Aim: The records below should be written out again, exactly.

## BEGIN Entries shown

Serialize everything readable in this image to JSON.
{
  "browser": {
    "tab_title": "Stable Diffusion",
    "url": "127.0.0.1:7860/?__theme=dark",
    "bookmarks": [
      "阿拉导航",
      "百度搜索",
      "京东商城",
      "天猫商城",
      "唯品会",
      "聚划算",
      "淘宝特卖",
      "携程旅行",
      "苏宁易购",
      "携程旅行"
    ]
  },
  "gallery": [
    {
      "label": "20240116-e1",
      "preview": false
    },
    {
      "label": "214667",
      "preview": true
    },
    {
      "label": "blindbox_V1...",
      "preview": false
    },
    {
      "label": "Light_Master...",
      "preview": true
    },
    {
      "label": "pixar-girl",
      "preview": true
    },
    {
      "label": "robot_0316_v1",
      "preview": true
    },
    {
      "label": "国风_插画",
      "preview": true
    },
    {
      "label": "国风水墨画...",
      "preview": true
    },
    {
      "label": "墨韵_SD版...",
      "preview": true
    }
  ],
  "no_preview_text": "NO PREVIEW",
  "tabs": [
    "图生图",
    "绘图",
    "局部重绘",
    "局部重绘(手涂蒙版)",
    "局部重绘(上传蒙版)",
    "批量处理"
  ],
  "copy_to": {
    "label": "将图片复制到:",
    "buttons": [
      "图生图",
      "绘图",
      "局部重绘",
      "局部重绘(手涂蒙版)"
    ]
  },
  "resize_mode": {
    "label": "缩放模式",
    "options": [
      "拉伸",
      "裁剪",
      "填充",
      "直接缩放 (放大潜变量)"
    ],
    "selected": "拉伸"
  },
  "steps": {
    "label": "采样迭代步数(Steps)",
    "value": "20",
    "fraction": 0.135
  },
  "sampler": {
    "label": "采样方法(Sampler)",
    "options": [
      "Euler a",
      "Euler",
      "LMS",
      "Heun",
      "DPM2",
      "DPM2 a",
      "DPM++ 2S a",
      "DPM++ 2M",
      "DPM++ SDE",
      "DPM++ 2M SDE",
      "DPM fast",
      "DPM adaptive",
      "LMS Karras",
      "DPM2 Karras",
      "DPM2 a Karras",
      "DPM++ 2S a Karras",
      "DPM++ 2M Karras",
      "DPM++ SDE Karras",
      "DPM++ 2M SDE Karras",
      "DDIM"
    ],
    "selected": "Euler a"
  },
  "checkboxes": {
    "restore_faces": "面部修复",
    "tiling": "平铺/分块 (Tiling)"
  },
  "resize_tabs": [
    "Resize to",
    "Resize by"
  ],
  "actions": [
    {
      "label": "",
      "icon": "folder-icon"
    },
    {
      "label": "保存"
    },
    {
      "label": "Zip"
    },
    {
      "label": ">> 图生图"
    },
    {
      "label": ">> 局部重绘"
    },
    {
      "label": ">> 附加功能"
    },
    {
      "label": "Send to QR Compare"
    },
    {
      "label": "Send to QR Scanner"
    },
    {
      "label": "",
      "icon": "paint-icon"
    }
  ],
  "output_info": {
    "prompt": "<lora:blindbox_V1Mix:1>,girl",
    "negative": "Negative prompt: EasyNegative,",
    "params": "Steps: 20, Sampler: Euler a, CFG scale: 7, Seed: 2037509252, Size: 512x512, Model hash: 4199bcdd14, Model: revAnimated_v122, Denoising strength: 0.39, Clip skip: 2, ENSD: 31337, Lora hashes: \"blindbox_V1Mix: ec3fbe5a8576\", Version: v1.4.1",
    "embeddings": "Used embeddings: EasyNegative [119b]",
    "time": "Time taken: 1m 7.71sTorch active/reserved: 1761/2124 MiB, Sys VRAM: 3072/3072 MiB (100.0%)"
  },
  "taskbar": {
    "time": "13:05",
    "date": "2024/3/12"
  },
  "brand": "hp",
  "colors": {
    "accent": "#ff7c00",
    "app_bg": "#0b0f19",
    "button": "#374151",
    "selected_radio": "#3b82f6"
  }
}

## END Entries shown

Exercise output:
Serialize everything readable in this image to JSON.
{
  "browser": {
    "tab_title": "Stable Diffusion",
    "url": "127.0.0.1:7860/?__theme=dark",
    "bookmarks": [
      "阿拉导航",
      "百度搜索",
      "京东商城",
      "天猫商城",
      "唯品会",
      "聚划算",
      "淘宝特卖",
      "携程旅行",
      "苏宁易购",
      "携程旅行"
    ]
  },
  "gallery": [
    {
      "label": "20240116-e1",
      "preview": false
    },
    {
      "label": "214667",
      "preview": true
    },
    {
      "label": "blindbox_V1...",
      "preview": false
    },
    {
      "label": "Light_Master...",
      "preview": true
    },
    {
      "label": "pixar-girl",
      "preview": true
    },
    {
      "label": "robot_0316_v1",
      "preview": true
    },
    {
      "label": "国风_插画",
      "preview": true
    },
    {
      "label": "国风水墨画...",
      "preview": true
    },
    {
      "label": "墨韵_SD版...",
      "preview": true
    }
  ],
  "no_preview_text": "NO PREVIEW",
  "tabs": [
    "图生图",
    "绘图",
    "局部重绘",
    "局部重绘(手涂蒙版)",
    "局部重绘(上传蒙版)",
    "批量处理"
  ],
  "copy_to": {
    "label": "将图片复制到:",
    "buttons": [
      "图生图",
      "绘图",
      "局部重绘",
      "局部重绘(手涂蒙版)"
    ]
  },
  "resize_mode": {
    "label": "缩放模式",
    "options": [
      "拉伸",
      "裁剪",
      "填充",
      "直接缩放 (放大潜变量)"
    ],
    "selected": "拉伸"
  },
  "steps": {
    "label": "采样迭代步数(Steps)",
    "value": "20",
    "fraction": 0.135
  },
  "sampler": {
    "label": "采样方法(Sampler)",
    "options": [
      "Euler a",
      "Euler",
      "LMS",
      "Heun",
      "DPM2",
      "DPM2 a",
      "DPM++ 2S a",
      "DPM++ 2M",
      "DPM++ SDE",
      "DPM++ 2M SDE",
      "DPM fast",
      "DPM adaptive",
      "LMS Karras",
      "DPM2 Karras",
      "DPM2 a Karras",
      "DPM++ 2S a Karras",
      "DPM++ 2M Karras",
      "DPM++ SDE Karras",
      "DPM++ 2M SDE Karras",
      "DDIM"
    ],
    "selected": "Euler a"
  },
  "checkboxes": {
    "restore_faces": "面部修复",
    "tiling": "平铺/分块 (Tiling)"
  },
  "resize_tabs": [
    "Resize to",
    "Resize by"
  ],
  "actions": [
    {
      "label": "",
      "icon": "folder-icon"
    },
    {
      "label": "保存"
    },
    {
      "label": "Zip"
    },
    {
      "label": ">> 图生图"
    },
    {
      "label": ">> 局部重绘"
    },
    {
      "label": ">> 附加功能"
    },
    {
      "label": "Send to QR Compare"
    },
    {
      "label": "Send to QR Scanner"
    },
    {
      "label": "",
      "icon": "paint-icon"
    }
  ],
  "output_info": {
    "prompt": "<lora:blindbox_V1Mix:1>,girl",
    "negative": "Negative prompt: EasyNegative,",
    "params": "Steps: 20, Sampler: Euler a, CFG scale: 7, Seed: 2037509252, Size: 512x512, Model hash: 4199bcdd14, Model: revAnimated_v122, Denoising strength: 0.39, Clip skip: 2, ENSD: 31337, Lora hashes: \"blindbox_V1Mix: ec3fbe5a8576\", Version: v1.4.1",
    "embeddings": "Used embeddings: EasyNegative [119b]",
    "time": "Time taken: 1m 7.71sTorch active/reserved: 1761/2124 MiB, Sys VRAM: 3072/3072 MiB (100.0%)"
  },
  "taskbar": {
    "time": "13:05",
    "date": "2024/3/12"
  },
  "brand": "hp",
  "colors": {
    "accent": "#ff7c00",
    "app_bg": "#0b0f19",
    "button": "#374151",
    "selected_radio": "#3b82f6"
  }
}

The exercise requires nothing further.